Configuration Key Observation Description
\(\lambda=0.1\) Fairness already improves Effectiveness even with minor adjustments
\(\lambda=2\) Best utility-fairness trade-off Default intensity used in the paper
Excessive \(\lambda\) Performance and fairness drop Over-adjustment disrupts generation
\(\tau=0.1\) Sufficient for bias tokens Derived from importance distribution analysis (Fig. 3)
Overhead +3.1% GPU, +1.2% Inference Time Twice as fast as VDD, far superior to model steering

Key Findings

  • ALA's core gain comes from combining "logit adjustment only on bias tokens" with "alignment with image targets." It preserves utility in tasks like VQA-Task-3 that require attribute recognition, where "erasing" methods (DeAR/CLIP-clip) fail. This is the fundamental advantage of logit-level, alignment-based debiasing.
  • Debiasing classifiers remain effective even when their training sets (FairFace/Bias-in-Bios) differ from the evaluation sets (COCO/FACET), indicating transferability.
  • On models with stronger instruction tuning like Qwen2.5-VL-3B-Instruct, simple prompt engineering fails to debias, whereas ALA remains effective (Appendix L).

Highlights & Insights

  • Shifting Intervention from Representations to Logits: Representations are entangled, but logits allow for per-token precise refinement. This granularity shift is the fundamental reason ALA preserves both fairness and utility.
  • Quantifiable Target via External Classifiers: Debiasing is no longer a vague "erasing" act but an alignment toward a clear target \(s\). Combined with Taylor expansion, both the direction and magnitude of adjustment have analytical foundations.
  • Pre-computed \(\beta\) + Threshold Triggering: Replacing expensive real-time gradients with an offline dictionary and a selective gate turns a theoretical method into a "near-zero overhead" deployable solution.
  • Source-agnostic + Linear Superposition: The Cross Logit Processor allows simultaneous handling of multiple attributes and resistance to RAG-introduced bias, which is difficult for representation-level methods.

Limitations & Future Work

  • Strong Dependency on External Classifiers: ALA's upper bound is capped by the accuracy of \(f^{image}\) and \(f^{text}\). If the classifiers are biased or inaccurate, the debiasing direction will be wrong.
  • Inference Overhead: Although only +3.1% GPU and +1.2% time, the cost for running text classifiers at each step can accumulate for long sequences or heavy loads.
  • Pre-defined Attributes: Currently covers gender, race, physical traits, and toxicity. Expanding to new attributes requires training new classifiers and recalculating \(\beta\); it cannot handle "unknown/latent biases."

__Directions__
Please decide whether each statement agrees with the debiasing summary above. Answer yes or no, and quote the words from the summary that decide it.
1. Simple prompt engineering succeeds in debiasing Qwen2.5-VL-3B-Instruct.
2. The attributes currently covered include toxicity.
3. ALA runs slower than VDD.

__Extracted entries__
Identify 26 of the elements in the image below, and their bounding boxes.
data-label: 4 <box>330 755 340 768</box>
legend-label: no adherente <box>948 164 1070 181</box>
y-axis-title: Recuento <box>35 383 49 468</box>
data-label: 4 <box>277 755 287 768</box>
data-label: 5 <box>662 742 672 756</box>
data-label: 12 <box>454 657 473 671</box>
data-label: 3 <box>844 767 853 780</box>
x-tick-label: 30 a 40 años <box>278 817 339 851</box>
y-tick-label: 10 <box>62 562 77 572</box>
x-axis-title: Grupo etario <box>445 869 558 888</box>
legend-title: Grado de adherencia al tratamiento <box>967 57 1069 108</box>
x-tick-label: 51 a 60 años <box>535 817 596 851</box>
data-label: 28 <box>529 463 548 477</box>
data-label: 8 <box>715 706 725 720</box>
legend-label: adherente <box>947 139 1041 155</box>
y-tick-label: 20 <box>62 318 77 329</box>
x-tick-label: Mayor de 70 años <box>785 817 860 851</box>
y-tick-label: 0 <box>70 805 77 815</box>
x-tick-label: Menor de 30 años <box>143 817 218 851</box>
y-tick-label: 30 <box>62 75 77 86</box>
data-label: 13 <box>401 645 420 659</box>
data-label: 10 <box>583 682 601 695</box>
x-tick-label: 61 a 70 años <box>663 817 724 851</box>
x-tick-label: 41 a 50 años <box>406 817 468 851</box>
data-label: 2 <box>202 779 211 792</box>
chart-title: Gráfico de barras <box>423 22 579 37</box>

__Result below__
1. No: "simple prompt engineering fails to debias, whereas ALA remains effective"
2. Yes: "Currently covers gender, race, physical traits, and toxicity."
3. No: "Twice as fast as VDD"